• Exercise requirements: Your task is to locate every line holding the string "Яндекс" and to copy each of them.

======== The records

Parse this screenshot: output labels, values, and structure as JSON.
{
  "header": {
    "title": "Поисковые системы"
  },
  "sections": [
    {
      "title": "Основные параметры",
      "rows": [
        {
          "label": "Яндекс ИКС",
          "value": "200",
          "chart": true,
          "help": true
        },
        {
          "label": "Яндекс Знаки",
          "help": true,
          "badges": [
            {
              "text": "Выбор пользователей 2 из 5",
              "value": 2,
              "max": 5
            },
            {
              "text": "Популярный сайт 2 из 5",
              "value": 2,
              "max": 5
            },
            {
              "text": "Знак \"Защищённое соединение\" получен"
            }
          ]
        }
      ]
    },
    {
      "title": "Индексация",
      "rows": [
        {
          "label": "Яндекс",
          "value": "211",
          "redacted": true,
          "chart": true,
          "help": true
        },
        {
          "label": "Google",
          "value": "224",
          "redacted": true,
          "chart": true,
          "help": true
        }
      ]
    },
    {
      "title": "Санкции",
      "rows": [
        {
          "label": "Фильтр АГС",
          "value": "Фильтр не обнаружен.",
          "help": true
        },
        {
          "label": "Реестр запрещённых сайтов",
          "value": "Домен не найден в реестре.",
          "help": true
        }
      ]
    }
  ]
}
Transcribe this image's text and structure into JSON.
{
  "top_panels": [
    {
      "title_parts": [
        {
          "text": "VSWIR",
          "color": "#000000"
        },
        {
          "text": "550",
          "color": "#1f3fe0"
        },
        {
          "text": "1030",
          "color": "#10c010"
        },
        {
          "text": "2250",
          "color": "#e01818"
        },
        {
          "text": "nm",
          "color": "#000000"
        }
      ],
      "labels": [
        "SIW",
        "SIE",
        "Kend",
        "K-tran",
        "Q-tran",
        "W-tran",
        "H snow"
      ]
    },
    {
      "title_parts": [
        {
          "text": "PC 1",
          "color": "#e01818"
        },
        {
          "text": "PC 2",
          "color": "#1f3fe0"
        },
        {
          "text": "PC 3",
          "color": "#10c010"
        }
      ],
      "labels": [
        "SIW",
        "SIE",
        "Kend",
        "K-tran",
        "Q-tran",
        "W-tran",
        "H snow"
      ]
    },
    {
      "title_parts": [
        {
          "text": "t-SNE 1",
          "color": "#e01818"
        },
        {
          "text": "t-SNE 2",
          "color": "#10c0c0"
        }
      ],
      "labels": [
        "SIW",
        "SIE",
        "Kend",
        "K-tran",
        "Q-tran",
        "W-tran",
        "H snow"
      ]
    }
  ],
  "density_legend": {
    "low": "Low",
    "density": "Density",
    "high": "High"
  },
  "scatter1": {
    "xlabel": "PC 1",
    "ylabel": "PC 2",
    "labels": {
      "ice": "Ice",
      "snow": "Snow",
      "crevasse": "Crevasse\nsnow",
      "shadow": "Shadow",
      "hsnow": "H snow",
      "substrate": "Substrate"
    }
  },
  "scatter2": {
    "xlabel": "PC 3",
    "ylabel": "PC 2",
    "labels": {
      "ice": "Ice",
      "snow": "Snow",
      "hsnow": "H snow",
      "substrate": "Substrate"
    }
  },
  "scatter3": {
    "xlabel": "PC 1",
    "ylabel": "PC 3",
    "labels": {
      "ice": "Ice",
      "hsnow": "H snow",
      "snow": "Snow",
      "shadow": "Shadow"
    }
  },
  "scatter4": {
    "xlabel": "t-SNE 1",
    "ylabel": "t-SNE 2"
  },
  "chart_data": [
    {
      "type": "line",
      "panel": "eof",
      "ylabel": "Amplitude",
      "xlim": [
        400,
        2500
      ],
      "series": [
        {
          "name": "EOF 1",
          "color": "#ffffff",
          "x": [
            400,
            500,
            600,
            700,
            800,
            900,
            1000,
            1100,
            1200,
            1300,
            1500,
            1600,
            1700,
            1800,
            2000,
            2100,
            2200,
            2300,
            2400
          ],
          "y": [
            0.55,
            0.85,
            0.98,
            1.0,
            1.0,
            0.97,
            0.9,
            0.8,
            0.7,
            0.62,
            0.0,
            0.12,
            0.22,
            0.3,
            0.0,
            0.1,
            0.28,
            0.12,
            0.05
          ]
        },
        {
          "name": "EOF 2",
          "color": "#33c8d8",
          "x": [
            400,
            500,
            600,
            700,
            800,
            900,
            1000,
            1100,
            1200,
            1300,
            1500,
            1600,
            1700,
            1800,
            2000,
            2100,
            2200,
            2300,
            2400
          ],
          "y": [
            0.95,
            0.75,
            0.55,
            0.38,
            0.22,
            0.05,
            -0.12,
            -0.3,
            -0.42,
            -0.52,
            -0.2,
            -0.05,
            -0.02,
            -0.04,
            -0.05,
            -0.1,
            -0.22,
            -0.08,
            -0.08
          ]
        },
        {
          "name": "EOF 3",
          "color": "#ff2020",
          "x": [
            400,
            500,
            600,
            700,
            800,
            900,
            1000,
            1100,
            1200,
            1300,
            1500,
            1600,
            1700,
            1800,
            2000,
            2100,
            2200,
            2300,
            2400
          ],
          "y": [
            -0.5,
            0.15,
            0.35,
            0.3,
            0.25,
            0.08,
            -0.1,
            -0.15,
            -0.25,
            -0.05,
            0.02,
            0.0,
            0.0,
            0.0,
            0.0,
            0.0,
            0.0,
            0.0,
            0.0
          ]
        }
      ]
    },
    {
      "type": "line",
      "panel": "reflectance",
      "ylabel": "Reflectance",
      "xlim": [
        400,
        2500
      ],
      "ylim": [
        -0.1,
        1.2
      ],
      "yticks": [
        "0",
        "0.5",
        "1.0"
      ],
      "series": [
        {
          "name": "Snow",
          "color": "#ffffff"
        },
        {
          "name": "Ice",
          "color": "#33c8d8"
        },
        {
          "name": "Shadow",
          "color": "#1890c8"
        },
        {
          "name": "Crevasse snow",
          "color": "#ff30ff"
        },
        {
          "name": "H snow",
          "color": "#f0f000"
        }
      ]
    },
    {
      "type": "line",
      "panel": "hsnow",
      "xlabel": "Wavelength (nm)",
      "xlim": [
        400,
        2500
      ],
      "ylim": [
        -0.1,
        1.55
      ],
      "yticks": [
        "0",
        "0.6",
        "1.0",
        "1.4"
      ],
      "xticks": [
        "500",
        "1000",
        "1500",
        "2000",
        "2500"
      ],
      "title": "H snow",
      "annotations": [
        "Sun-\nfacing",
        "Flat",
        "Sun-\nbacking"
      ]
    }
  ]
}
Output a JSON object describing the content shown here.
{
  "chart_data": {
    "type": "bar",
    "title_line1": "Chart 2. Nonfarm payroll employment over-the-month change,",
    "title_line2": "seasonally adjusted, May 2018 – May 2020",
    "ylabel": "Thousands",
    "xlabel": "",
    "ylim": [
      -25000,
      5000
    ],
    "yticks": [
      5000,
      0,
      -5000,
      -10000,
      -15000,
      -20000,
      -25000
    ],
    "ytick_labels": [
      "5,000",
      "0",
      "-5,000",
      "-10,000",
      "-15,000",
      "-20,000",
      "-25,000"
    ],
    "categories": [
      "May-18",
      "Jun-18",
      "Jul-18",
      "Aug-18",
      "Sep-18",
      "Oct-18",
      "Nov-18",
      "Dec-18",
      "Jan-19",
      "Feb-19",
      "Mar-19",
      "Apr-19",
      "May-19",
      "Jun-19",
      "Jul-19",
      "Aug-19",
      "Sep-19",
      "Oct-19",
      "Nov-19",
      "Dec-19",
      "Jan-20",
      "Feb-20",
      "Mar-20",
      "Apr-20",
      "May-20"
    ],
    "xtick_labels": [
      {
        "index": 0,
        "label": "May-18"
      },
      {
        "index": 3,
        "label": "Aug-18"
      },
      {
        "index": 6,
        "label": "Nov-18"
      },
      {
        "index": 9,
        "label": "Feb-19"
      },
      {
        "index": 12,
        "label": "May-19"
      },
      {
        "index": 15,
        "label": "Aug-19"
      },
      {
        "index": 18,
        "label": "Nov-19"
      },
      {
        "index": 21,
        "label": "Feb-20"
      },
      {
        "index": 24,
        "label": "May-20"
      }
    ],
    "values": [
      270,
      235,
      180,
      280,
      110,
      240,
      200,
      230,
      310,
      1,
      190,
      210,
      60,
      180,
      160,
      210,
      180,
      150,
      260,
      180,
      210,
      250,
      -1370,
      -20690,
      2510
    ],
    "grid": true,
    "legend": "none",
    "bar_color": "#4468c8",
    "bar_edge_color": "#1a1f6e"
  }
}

================

• Exercise response:
          "label": "Яндекс ИКС",
          "label": "Яндекс Знаки",
          "label": "Яндекс",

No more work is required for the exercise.